WORK TO DO. Show each line of the data below that has the string "value" in it.

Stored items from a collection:
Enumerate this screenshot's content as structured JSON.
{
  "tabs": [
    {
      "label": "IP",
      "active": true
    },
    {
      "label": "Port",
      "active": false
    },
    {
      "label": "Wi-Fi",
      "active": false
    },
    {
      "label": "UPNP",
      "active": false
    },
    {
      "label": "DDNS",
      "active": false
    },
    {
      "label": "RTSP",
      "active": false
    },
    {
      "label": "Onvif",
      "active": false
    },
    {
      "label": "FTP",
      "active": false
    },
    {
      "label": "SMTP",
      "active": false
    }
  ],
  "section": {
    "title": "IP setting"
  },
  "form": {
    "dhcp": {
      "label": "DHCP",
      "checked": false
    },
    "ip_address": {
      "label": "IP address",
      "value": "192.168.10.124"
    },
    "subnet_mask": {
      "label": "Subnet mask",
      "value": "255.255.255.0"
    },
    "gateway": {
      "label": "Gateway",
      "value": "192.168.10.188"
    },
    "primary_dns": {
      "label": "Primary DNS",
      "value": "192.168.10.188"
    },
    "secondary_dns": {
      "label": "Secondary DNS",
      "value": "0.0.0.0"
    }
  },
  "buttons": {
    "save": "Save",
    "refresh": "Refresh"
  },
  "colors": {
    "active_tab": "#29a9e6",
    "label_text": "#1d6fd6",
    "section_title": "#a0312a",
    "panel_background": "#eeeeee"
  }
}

RESULT.
      "value": "192.168.10.124"
      "value": "255.255.255.0"
      "value": "192.168.10.188"
      "value": "192.168.10.188"
      "value": "0.0.0.0"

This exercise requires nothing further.